--- begin SUPPLIED MATERIAL ---
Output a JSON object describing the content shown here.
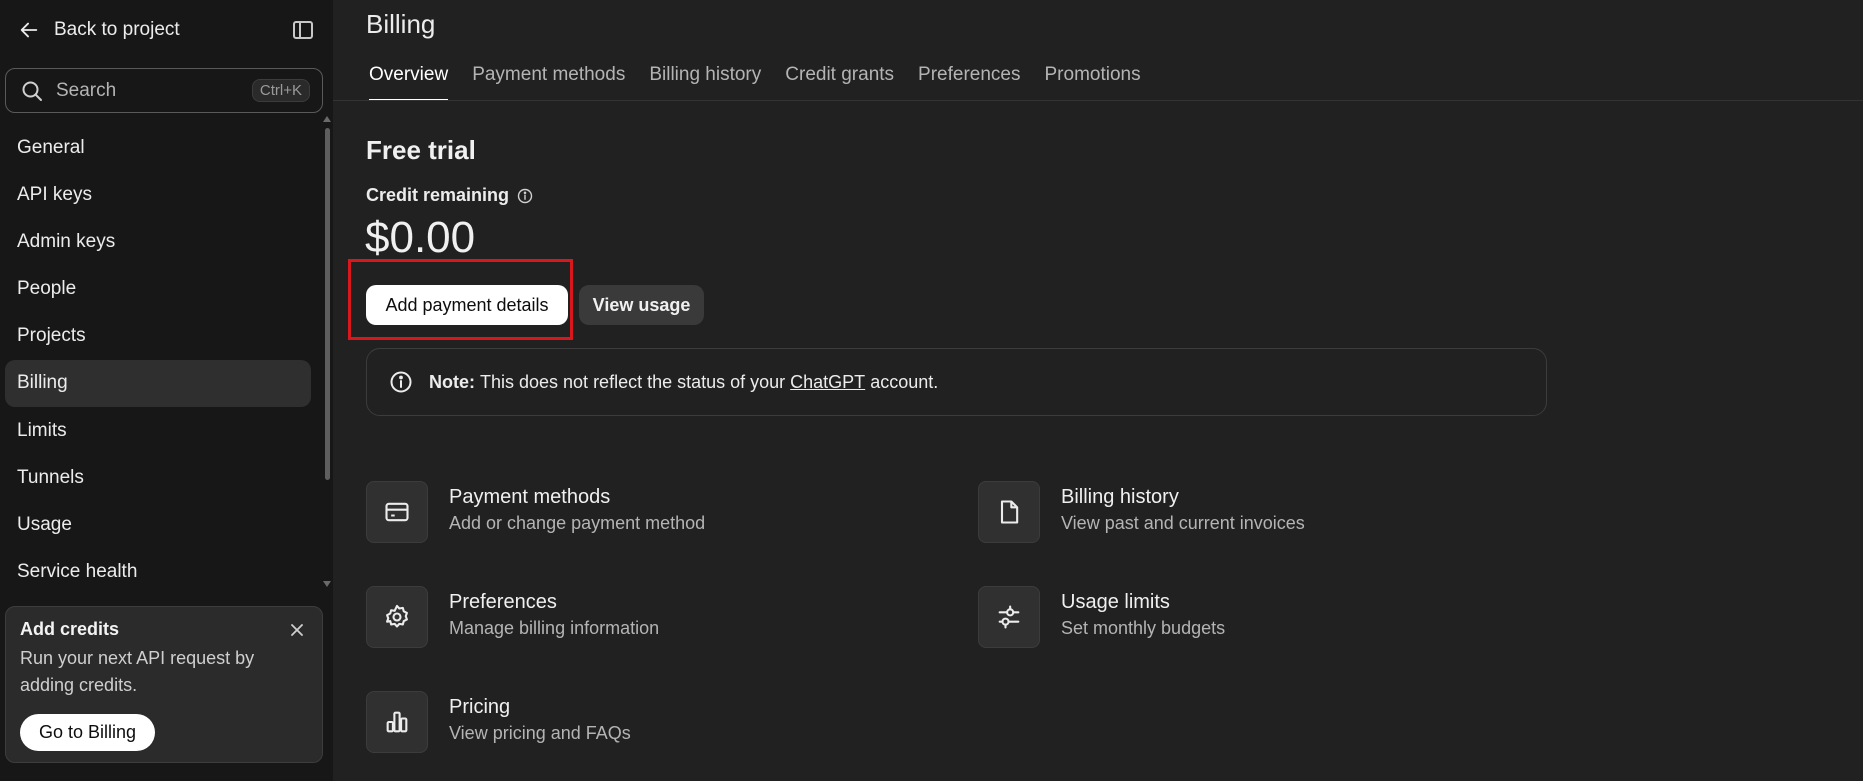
{
  "sidebar": {
    "back_label": "Back to project",
    "search": {
      "label": "Search",
      "shortcut": "Ctrl+K"
    },
    "items": [
      {
        "label": "General"
      },
      {
        "label": "API keys"
      },
      {
        "label": "Admin keys"
      },
      {
        "label": "People"
      },
      {
        "label": "Projects"
      },
      {
        "label": "Billing",
        "active": true
      },
      {
        "label": "Limits"
      },
      {
        "label": "Tunnels"
      },
      {
        "label": "Usage"
      },
      {
        "label": "Service health"
      }
    ],
    "credits_card": {
      "title": "Add credits",
      "body": "Run your next API request by adding credits.",
      "button": "Go to Billing"
    }
  },
  "main": {
    "title": "Billing",
    "tabs": [
      {
        "label": "Overview",
        "active": true
      },
      {
        "label": "Payment methods"
      },
      {
        "label": "Billing history"
      },
      {
        "label": "Credit grants"
      },
      {
        "label": "Preferences"
      },
      {
        "label": "Promotions"
      }
    ],
    "section_title": "Free trial",
    "credit_label": "Credit remaining",
    "credit_amount": "$0.00",
    "buttons": {
      "add_payment": "Add payment details",
      "view_usage": "View usage"
    },
    "note": {
      "prefix": "Note:",
      "text_before": "This does not reflect the status of your",
      "link": "ChatGPT",
      "text_after": "account."
    },
    "cards": [
      {
        "icon": "credit-card-icon",
        "title": "Payment methods",
        "subtitle": "Add or change payment method"
      },
      {
        "icon": "document-icon",
        "title": "Billing history",
        "subtitle": "View past and current invoices"
      },
      {
        "icon": "gear-icon",
        "title": "Preferences",
        "subtitle": "Manage billing information"
      },
      {
        "icon": "sliders-icon",
        "title": "Usage limits",
        "subtitle": "Set monthly budgets"
      },
      {
        "icon": "bar-chart-icon",
        "title": "Pricing",
        "subtitle": "View pricing and FAQs"
      }
    ]
  },
  "colors": {
    "sidebar_bg": "#171717",
    "main_bg": "#212121",
    "highlight": "#d9181e"
  }
}
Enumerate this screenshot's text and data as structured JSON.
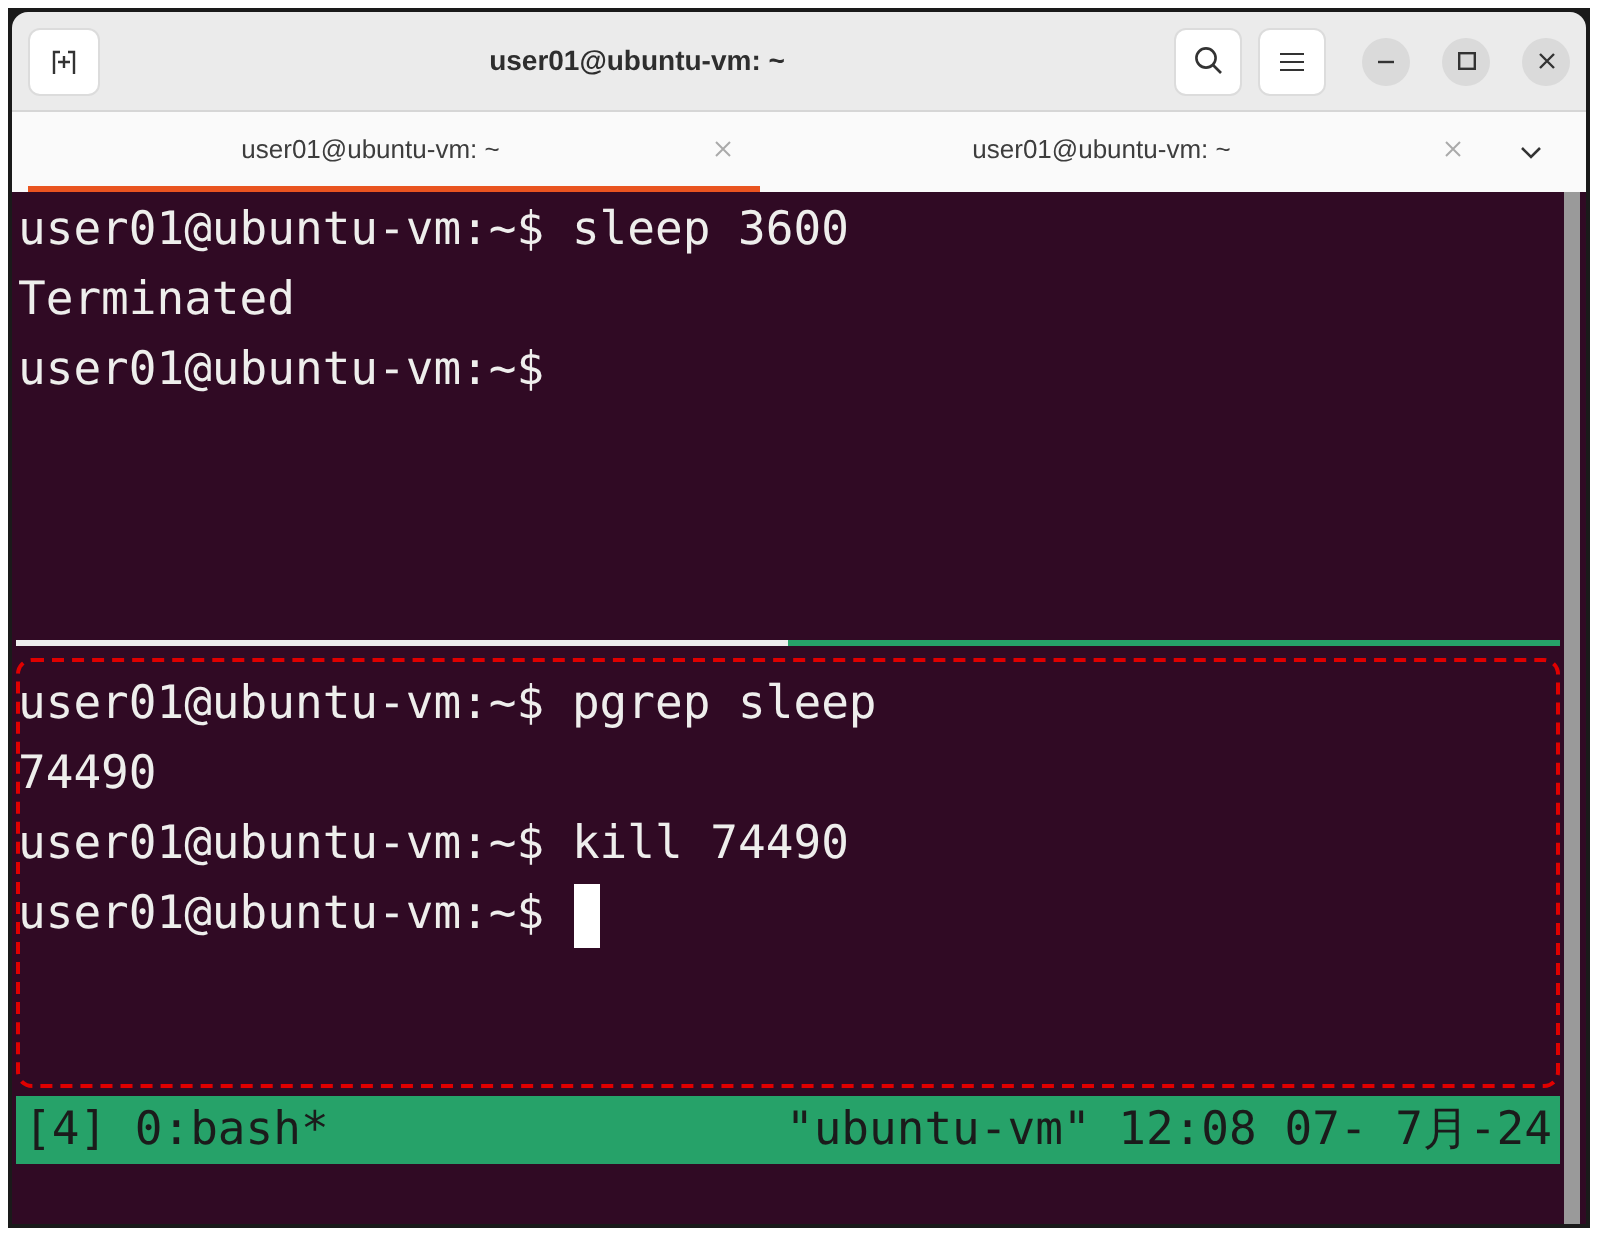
{
  "window": {
    "title": "user01@ubuntu-vm: ~"
  },
  "tabs": [
    {
      "label": "user01@ubuntu-vm: ~",
      "selected": true
    },
    {
      "label": "user01@ubuntu-vm: ~",
      "selected": false
    }
  ],
  "panes": [
    {
      "lines": [
        "user01@ubuntu-vm:~$ sleep 3600",
        "Terminated",
        "user01@ubuntu-vm:~$"
      ],
      "cursor": false,
      "highlighted": false
    },
    {
      "lines": [
        "user01@ubuntu-vm:~$ pgrep sleep",
        "74490",
        "user01@ubuntu-vm:~$ kill 74490",
        "user01@ubuntu-vm:~$"
      ],
      "cursor": true,
      "highlighted": true
    }
  ],
  "status_bar": {
    "left": "[4] 0:bash*",
    "right": "\"ubuntu-vm\" 12:08 07- 7月-24"
  }
}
--- end SUPPLIED MATERIAL ---
• **EXERCISE OBJECTIVE**
Where a line of the records above holds the word "false", copy that line.

• **FULL RESPONSE**
      "selected": false
      "cursor": false,
      "highlighted": false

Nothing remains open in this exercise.